§ Work to be completed
Copy every line that holds "from".

Stored entries:
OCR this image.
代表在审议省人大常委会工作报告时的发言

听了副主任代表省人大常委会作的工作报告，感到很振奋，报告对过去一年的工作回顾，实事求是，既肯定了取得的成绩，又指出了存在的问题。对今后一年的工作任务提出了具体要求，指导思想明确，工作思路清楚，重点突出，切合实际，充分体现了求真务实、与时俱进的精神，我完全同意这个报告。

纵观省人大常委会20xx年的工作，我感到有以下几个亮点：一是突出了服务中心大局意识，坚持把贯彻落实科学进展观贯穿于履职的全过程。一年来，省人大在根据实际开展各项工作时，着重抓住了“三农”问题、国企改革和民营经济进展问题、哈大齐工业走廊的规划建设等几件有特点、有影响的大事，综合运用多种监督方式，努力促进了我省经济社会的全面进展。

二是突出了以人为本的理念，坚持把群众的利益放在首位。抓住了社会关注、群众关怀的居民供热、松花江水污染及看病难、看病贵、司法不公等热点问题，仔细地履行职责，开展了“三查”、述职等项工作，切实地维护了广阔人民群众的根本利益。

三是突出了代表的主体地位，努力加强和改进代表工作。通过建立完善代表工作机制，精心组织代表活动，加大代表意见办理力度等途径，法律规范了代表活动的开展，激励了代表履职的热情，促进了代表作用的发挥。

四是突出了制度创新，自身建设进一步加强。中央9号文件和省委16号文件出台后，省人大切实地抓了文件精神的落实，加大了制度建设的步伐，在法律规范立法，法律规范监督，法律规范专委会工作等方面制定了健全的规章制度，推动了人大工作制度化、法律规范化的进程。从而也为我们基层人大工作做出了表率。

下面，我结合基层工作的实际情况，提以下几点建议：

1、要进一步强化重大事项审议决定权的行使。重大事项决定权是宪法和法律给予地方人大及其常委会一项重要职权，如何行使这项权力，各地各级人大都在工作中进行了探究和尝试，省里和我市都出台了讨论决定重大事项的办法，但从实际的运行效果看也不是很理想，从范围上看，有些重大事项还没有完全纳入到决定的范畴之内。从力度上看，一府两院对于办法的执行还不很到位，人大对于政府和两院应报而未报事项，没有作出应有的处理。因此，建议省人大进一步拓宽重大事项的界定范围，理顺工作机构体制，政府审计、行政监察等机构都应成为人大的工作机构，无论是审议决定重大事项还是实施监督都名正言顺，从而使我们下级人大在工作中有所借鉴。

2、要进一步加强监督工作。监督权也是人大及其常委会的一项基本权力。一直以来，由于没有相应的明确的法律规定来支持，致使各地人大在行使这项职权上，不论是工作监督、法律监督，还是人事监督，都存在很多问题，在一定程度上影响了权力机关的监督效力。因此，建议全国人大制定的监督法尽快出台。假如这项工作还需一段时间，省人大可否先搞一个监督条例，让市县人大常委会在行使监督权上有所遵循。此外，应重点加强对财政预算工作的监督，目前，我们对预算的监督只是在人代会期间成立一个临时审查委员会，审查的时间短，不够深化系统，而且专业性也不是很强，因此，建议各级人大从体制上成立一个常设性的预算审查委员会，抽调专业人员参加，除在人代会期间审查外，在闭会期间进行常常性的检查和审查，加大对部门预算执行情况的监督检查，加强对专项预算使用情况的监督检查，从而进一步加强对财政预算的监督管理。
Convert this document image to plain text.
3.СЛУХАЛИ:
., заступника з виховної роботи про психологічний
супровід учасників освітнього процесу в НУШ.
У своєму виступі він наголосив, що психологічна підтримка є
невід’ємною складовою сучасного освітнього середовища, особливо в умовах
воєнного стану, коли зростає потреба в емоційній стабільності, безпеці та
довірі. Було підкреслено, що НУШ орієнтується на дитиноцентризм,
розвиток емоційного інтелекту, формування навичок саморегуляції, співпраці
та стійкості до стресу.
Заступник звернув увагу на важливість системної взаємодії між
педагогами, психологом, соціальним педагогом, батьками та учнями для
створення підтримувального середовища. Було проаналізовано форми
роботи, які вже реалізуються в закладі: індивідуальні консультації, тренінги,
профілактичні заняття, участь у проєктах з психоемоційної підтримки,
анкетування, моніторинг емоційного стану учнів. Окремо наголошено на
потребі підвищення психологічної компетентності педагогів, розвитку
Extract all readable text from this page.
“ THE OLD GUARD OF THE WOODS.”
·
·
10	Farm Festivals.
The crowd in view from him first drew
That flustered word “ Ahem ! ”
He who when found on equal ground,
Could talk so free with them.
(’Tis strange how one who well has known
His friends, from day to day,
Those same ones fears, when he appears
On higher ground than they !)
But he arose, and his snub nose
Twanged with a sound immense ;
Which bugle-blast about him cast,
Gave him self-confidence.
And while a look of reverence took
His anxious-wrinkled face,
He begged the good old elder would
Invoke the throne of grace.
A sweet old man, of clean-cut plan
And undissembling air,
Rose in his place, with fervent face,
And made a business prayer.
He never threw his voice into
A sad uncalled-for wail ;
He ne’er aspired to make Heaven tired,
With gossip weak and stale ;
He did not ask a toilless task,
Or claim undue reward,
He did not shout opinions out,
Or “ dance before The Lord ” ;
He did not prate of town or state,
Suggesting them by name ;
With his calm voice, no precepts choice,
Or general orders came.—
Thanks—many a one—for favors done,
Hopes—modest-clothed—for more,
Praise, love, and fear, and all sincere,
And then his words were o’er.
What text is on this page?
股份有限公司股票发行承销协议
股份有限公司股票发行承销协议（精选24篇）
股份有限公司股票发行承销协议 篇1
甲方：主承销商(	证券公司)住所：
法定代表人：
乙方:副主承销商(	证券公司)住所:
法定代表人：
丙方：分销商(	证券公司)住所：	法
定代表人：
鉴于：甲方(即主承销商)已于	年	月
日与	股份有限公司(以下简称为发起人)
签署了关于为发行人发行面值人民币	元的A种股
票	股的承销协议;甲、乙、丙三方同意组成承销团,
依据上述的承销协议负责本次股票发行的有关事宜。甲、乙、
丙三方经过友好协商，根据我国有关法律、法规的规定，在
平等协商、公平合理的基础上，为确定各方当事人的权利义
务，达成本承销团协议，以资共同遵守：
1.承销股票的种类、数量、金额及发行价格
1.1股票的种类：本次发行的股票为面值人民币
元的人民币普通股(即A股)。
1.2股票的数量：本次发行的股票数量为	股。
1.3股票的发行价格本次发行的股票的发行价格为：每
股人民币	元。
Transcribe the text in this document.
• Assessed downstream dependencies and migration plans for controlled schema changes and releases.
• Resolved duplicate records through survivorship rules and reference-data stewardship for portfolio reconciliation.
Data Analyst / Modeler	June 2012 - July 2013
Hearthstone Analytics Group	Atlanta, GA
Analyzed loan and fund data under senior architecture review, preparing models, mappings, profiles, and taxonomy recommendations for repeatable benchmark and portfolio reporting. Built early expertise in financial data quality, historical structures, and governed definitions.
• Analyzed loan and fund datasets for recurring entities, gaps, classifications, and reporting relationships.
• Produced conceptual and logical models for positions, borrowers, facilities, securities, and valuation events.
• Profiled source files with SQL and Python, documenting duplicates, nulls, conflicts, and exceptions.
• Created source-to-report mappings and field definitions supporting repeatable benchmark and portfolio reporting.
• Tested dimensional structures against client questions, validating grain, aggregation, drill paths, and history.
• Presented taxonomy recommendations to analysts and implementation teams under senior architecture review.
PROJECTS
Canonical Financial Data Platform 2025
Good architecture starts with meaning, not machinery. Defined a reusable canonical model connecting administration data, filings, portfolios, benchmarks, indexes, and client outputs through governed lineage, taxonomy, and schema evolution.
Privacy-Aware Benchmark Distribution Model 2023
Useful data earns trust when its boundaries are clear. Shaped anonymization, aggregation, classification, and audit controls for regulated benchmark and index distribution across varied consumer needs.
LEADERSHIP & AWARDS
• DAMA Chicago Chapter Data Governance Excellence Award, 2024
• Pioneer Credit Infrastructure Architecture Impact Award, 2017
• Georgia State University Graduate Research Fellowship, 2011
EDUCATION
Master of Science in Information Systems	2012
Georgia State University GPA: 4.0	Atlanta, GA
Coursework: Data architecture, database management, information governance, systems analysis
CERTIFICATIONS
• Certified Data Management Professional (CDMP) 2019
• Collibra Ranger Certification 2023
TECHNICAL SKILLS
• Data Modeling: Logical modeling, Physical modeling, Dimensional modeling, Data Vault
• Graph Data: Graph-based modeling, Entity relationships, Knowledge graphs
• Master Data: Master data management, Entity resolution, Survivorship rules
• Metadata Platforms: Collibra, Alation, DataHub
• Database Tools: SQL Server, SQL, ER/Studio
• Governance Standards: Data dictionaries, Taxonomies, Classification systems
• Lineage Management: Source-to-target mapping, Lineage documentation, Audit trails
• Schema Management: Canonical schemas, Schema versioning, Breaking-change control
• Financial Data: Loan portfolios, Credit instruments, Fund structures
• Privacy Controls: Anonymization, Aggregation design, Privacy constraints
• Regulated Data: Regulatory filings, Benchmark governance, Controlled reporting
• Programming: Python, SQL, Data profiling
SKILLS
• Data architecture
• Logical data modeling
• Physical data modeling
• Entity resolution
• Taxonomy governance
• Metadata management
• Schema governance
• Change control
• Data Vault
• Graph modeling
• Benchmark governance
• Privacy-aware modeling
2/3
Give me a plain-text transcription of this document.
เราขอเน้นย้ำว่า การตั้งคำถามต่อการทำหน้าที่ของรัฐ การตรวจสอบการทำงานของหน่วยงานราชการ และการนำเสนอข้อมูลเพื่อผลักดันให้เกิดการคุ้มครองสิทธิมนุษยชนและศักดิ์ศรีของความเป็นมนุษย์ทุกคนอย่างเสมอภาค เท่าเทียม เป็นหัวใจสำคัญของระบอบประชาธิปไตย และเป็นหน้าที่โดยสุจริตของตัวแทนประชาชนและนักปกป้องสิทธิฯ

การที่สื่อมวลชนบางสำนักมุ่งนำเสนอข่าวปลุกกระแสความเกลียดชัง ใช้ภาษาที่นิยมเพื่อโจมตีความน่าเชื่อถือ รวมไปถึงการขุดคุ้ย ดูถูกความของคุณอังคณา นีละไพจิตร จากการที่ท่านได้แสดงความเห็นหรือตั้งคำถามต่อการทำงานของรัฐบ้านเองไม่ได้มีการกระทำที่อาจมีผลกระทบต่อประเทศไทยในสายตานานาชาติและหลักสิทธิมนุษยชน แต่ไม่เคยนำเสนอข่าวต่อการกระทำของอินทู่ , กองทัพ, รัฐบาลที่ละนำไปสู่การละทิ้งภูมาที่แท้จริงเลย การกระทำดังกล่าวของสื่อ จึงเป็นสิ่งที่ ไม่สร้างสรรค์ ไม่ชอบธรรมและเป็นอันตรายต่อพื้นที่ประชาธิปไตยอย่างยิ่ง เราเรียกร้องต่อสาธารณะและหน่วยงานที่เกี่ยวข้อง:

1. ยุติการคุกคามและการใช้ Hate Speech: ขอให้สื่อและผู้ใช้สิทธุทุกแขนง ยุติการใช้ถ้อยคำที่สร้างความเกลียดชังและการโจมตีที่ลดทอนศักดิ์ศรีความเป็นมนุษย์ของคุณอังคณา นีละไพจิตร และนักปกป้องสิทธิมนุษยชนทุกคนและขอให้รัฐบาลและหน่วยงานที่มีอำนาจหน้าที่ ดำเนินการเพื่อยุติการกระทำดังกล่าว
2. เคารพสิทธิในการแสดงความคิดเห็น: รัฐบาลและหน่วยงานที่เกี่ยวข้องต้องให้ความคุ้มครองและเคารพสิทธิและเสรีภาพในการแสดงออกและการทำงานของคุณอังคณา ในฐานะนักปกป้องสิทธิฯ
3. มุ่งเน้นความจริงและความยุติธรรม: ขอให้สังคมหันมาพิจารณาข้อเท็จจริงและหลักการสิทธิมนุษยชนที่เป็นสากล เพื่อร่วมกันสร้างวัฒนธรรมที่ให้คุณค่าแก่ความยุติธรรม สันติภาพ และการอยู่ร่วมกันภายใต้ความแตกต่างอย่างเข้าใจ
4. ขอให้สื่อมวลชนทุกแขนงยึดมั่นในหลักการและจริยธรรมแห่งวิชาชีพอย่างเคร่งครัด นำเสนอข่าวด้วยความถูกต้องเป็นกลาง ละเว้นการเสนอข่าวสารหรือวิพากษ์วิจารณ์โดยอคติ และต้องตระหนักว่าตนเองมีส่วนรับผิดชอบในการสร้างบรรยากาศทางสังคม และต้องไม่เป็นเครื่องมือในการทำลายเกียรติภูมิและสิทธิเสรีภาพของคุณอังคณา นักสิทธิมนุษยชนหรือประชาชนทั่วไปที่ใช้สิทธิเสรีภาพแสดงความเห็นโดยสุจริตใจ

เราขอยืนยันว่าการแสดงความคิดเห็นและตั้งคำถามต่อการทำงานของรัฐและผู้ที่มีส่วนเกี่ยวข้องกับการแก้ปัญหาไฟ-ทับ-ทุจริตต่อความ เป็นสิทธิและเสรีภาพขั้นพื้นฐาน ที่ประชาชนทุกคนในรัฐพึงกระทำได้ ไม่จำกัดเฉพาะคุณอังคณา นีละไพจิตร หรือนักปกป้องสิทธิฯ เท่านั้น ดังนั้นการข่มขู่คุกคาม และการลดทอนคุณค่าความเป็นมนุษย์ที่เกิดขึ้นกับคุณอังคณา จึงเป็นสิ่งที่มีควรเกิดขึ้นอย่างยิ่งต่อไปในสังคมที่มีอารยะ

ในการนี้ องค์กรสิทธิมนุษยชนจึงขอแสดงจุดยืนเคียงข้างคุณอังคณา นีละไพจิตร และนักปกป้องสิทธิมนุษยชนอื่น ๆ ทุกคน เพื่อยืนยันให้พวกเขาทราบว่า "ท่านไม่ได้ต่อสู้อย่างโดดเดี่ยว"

§ Final result
Extract all readable text from this page.
The crowd in view from him first drew
His friends, from day to day,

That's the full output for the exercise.